**TASK DETAILS**
Output the entries verbatim, including every line.

**LISTED RECORDS**
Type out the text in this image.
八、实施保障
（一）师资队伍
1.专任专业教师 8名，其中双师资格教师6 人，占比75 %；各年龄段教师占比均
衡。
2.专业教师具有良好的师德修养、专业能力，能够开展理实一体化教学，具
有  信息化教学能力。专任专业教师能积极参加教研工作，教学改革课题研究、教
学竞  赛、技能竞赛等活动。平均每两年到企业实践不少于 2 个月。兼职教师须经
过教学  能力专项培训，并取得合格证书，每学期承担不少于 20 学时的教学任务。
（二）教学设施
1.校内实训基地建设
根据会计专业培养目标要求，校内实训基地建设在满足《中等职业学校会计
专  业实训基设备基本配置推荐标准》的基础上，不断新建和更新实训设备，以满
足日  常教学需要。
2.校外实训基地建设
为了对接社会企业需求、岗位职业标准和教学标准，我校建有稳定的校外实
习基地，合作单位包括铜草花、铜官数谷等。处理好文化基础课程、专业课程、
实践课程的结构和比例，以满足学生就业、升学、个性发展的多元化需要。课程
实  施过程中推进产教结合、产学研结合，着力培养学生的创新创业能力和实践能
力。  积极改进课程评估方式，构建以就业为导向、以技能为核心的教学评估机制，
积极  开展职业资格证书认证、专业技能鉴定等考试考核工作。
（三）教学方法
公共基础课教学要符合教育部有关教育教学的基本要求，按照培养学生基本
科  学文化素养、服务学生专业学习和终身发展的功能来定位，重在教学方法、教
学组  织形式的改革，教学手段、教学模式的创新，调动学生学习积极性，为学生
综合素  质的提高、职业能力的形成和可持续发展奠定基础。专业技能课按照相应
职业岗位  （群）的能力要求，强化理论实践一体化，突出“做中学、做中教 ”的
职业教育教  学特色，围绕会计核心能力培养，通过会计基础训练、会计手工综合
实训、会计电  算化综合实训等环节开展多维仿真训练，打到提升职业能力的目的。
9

**EXPECTED ANSWER**
Type out the text in this image.
八、实施保障
（一）师资队伍
1.专任专业教师 8名，其中双师资格教师6 人，占比75 %；各年龄段教师占比均
衡。
2.专业教师具有良好的师德修养、专业能力，能够开展理实一体化教学，具
有  信息化教学能力。专任专业教师能积极参加教研工作，教学改革课题研究、教
学竞  赛、技能竞赛等活动。平均每两年到企业实践不少于 2 个月。兼职教师须经
过教学  能力专项培训，并取得合格证书，每学期承担不少于 20 学时的教学任务。
（二）教学设施
1.校内实训基地建设
根据会计专业培养目标要求，校内实训基地建设在满足《中等职业学校会计
专  业实训基设备基本配置推荐标准》的基础上，不断新建和更新实训设备，以满
足日  常教学需要。
2.校外实训基地建设
为了对接社会企业需求、岗位职业标准和教学标准，我校建有稳定的校外实
习基地，合作单位包括铜草花、铜官数谷等。处理好文化基础课程、专业课程、
实践课程的结构和比例，以满足学生就业、升学、个性发展的多元化需要。课程
实  施过程中推进产教结合、产学研结合，着力培养学生的创新创业能力和实践能
力。  积极改进课程评估方式，构建以就业为导向、以技能为核心的教学评估机制，
积极  开展职业资格证书认证、专业技能鉴定等考试考核工作。
（三）教学方法
公共基础课教学要符合教育部有关教育教学的基本要求，按照培养学生基本
科  学文化素养、服务学生专业学习和终身发展的功能来定位，重在教学方法、教
学组  织形式的改革，教学手段、教学模式的创新，调动学生学习积极性，为学生
综合素  质的提高、职业能力的形成和可持续发展奠定基础。专业技能课按照相应
职业岗位  （群）的能力要求，强化理论实践一体化，突出“做中学、做中教 ”的
职业教育教  学特色，围绕会计核心能力培养，通过会计基础训练、会计手工综合
实训、会计电  算化综合实训等环节开展多维仿真训练，打到提升职业能力的目的。
9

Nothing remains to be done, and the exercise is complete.